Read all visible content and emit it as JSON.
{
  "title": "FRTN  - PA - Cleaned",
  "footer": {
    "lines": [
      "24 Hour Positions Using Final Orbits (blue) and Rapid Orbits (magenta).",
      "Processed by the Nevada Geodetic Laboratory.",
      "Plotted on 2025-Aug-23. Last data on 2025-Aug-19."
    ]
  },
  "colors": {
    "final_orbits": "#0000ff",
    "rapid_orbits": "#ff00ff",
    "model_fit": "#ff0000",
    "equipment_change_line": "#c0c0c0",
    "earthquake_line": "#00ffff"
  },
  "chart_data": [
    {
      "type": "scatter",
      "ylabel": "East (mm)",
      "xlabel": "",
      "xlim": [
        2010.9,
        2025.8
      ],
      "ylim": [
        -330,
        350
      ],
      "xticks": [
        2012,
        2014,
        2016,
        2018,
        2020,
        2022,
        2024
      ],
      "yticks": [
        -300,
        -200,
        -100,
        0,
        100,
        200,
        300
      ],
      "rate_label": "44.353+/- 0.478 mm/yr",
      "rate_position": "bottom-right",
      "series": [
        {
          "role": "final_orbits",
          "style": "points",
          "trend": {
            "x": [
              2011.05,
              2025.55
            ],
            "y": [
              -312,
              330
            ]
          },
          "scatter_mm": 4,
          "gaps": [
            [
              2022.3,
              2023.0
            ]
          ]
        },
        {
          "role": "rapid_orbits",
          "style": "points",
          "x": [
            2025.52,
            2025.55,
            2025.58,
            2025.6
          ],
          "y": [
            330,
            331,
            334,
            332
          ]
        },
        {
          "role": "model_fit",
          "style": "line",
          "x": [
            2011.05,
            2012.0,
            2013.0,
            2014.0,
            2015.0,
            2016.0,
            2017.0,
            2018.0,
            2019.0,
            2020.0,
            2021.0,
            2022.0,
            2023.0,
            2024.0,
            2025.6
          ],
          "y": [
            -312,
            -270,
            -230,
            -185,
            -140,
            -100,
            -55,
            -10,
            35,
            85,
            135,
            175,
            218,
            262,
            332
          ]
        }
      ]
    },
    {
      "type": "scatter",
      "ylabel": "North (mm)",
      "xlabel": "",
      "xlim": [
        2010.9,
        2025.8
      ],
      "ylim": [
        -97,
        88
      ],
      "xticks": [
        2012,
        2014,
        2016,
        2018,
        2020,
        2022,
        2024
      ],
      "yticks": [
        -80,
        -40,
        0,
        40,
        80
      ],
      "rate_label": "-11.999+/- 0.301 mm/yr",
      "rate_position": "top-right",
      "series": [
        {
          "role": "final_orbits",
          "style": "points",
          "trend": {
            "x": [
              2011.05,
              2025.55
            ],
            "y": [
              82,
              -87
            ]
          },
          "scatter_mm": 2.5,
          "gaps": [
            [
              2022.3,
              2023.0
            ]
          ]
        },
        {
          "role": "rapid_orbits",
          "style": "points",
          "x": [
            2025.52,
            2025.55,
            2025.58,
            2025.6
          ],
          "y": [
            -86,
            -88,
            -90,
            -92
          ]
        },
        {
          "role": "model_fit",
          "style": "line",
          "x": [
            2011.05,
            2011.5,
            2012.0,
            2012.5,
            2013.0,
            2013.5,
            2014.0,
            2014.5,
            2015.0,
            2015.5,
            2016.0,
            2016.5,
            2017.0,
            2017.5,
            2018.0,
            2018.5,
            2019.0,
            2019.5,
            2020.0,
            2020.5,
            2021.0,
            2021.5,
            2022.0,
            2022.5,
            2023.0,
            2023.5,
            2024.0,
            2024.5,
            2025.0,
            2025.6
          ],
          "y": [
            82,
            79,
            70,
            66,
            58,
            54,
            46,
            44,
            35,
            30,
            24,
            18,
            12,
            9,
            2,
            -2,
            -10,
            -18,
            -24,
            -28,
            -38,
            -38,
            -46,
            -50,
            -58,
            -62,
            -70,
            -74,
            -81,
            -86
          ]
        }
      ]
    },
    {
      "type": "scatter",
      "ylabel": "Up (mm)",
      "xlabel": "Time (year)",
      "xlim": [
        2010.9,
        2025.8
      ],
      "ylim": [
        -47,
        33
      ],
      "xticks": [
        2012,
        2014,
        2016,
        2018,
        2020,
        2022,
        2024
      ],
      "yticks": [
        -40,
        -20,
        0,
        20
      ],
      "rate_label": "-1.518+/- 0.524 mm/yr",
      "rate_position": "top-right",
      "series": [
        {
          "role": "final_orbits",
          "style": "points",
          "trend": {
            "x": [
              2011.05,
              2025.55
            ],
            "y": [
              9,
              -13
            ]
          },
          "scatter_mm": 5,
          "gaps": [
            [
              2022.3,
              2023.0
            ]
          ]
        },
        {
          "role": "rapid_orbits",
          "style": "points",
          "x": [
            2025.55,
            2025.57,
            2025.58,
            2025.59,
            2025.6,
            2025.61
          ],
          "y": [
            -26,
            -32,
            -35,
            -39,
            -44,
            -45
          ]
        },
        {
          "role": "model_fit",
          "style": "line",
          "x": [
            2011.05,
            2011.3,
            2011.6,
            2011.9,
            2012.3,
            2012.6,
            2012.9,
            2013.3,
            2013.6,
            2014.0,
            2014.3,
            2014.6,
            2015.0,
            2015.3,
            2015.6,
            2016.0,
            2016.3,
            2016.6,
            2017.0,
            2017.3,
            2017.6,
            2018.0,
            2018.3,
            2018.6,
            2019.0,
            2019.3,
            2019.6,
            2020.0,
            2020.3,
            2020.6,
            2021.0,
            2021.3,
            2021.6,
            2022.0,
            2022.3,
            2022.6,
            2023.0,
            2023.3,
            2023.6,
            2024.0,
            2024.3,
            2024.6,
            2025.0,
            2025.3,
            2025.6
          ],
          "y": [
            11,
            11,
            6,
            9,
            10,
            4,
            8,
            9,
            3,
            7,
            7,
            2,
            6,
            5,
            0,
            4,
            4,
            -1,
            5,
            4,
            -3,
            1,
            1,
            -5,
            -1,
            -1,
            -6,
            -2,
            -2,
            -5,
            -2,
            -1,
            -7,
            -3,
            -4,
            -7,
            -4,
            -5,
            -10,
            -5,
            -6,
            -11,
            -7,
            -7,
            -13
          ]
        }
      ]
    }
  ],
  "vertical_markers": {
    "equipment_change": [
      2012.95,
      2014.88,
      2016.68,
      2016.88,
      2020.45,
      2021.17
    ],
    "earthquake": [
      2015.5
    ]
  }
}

##########

_TASK INSTRUCTIONS:_
From the listing above, extract every line exactly as it stands.

_TASK ANSWER:_
Read all visible content and emit it as JSON.
{
  "title": "FRTN  - PA - Cleaned",
  "footer": {
    "lines": [
      "24 Hour Positions Using Final Orbits (blue) and Rapid Orbits (magenta).",
      "Processed by the Nevada Geodetic Laboratory.",
      "Plotted on 2025-Aug-23. Last data on 2025-Aug-19."
    ]
  },
  "colors": {
    "final_orbits": "#0000ff",
    "rapid_orbits": "#ff00ff",
    "model_fit": "#ff0000",
    "equipment_change_line": "#c0c0c0",
    "earthquake_line": "#00ffff"
  },
  "chart_data": [
    {
      "type": "scatter",
      "ylabel": "East (mm)",
      "xlabel": "",
      "xlim": [
        2010.9,
        2025.8
      ],
      "ylim": [
        -330,
        350
      ],
      "xticks": [
        2012,
        2014,
        2016,
        2018,
        2020,
        2022,
        2024
      ],
      "yticks": [
        -300,
        -200,
        -100,
        0,
        100,
        200,
        300
      ],
      "rate_label": "44.353+/- 0.478 mm/yr",
      "rate_position": "bottom-right",
      "series": [
        {
          "role": "final_orbits",
          "style": "points",
          "trend": {
            "x": [
              2011.05,
              2025.55
            ],
            "y": [
              -312,
              330
            ]
          },
          "scatter_mm": 4,
          "gaps": [
            [
              2022.3,
              2023.0
            ]
          ]
        },
        {
          "role": "rapid_orbits",
          "style": "points",
          "x": [
            2025.52,
            2025.55,
            2025.58,
            2025.6
          ],
          "y": [
            330,
            331,
            334,
            332
          ]
        },
        {
          "role": "model_fit",
          "style": "line",
          "x": [
            2011.05,
            2012.0,
            2013.0,
            2014.0,
            2015.0,
            2016.0,
            2017.0,
            2018.0,
            2019.0,
            2020.0,
            2021.0,
            2022.0,
            2023.0,
            2024.0,
            2025.6
          ],
          "y": [
            -312,
            -270,
            -230,
            -185,
            -140,
            -100,
            -55,
            -10,
            35,
            85,
            135,
            175,
            218,
            262,
            332
          ]
        }
      ]
    },
    {
      "type": "scatter",
      "ylabel": "North (mm)",
      "xlabel": "",
      "xlim": [
        2010.9,
        2025.8
      ],
      "ylim": [
        -97,
        88
      ],
      "xticks": [
        2012,
        2014,
        2016,
        2018,
        2020,
        2022,
        2024
      ],
      "yticks": [
        -80,
        -40,
        0,
        40,
        80
      ],
      "rate_label": "-11.999+/- 0.301 mm/yr",
      "rate_position": "top-right",
      "series": [
        {
          "role": "final_orbits",
          "style": "points",
          "trend": {
            "x": [
              2011.05,
              2025.55
            ],
            "y": [
              82,
              -87
            ]
          },
          "scatter_mm": 2.5,
          "gaps": [
            [
              2022.3,
              2023.0
            ]
          ]
        },
        {
          "role": "rapid_orbits",
          "style": "points",
          "x": [
            2025.52,
            2025.55,
            2025.58,
            2025.6
          ],
          "y": [
            -86,
            -88,
            -90,
            -92
          ]
        },
        {
          "role": "model_fit",
          "style": "line",
          "x": [
            2011.05,
            2011.5,
            2012.0,
            2012.5,
            2013.0,
            2013.5,
            2014.0,
            2014.5,
            2015.0,
            2015.5,
            2016.0,
            2016.5,
            2017.0,
            2017.5,
            2018.0,
            2018.5,
            2019.0,
            2019.5,
            2020.0,
            2020.5,
            2021.0,
            2021.5,
            2022.0,
            2022.5,
            2023.0,
            2023.5,
            2024.0,
            2024.5,
            2025.0,
            2025.6
          ],
          "y": [
            82,
            79,
            70,
            66,
            58,
            54,
            46,
            44,
            35,
            30,
            24,
            18,
            12,
            9,
            2,
            -2,
            -10,
            -18,
            -24,
            -28,
            -38,
            -38,
            -46,
            -50,
            -58,
            -62,
            -70,
            -74,
            -81,
            -86
          ]
        }
      ]
    },
    {
      "type": "scatter",
      "ylabel": "Up (mm)",
      "xlabel": "Time (year)",
      "xlim": [
        2010.9,
        2025.8
      ],
      "ylim": [
        -47,
        33
      ],
      "xticks": [
        2012,
        2014,
        2016,
        2018,
        2020,
        2022,
        2024
      ],
      "yticks": [
        -40,
        -20,
        0,
        20
      ],
      "rate_label": "-1.518+/- 0.524 mm/yr",
      "rate_position": "top-right",
      "series": [
        {
          "role": "final_orbits",
          "style": "points",
          "trend": {
            "x": [
              2011.05,
              2025.55
            ],
            "y": [
              9,
              -13
            ]
          },
          "scatter_mm": 5,
          "gaps": [
            [
              2022.3,
              2023.0
            ]
          ]
        },
        {
          "role": "rapid_orbits",
          "style": "points",
          "x": [
            2025.55,
            2025.57,
            2025.58,
            2025.59,
            2025.6,
            2025.61
          ],
          "y": [
            -26,
            -32,
            -35,
            -39,
            -44,
            -45
          ]
        },
        {
          "role": "model_fit",
          "style": "line",
          "x": [
            2011.05,
            2011.3,
            2011.6,
            2011.9,
            2012.3,
            2012.6,
            2012.9,
            2013.3,
            2013.6,
            2014.0,
            2014.3,
            2014.6,
            2015.0,
            2015.3,
            2015.6,
            2016.0,
            2016.3,
            2016.6,
            2017.0,
            2017.3,
            2017.6,
            2018.0,
            2018.3,
            2018.6,
            2019.0,
            2019.3,
            2019.6,
            2020.0,
            2020.3,
            2020.6,
            2021.0,
            2021.3,
            2021.6,
            2022.0,
            2022.3,
            2022.6,
            2023.0,
            2023.3,
            2023.6,
            2024.0,
            2024.3,
            2024.6,
            2025.0,
            2025.3,
            2025.6
          ],
          "y": [
            11,
            11,
            6,
            9,
            10,
            4,
            8,
            9,
            3,
            7,
            7,
            2,
            6,
            5,
            0,
            4,
            4,
            -1,
            5,
            4,
            -3,
            1,
            1,
            -5,
            -1,
            -1,
            -6,
            -2,
            -2,
            -5,
            -2,
            -1,
            -7,
            -3,
            -4,
            -7,
            -4,
            -5,
            -10,
            -5,
            -6,
            -11,
            -7,
            -7,
            -13
          ]
        }
      ]
    }
  ],
  "vertical_markers": {
    "equipment_change": [
      2012.95,
      2014.88,
      2016.68,
      2016.88,
      2020.45,
      2021.17
    ],
    "earthquake": [
      2015.5
    ]
  }
}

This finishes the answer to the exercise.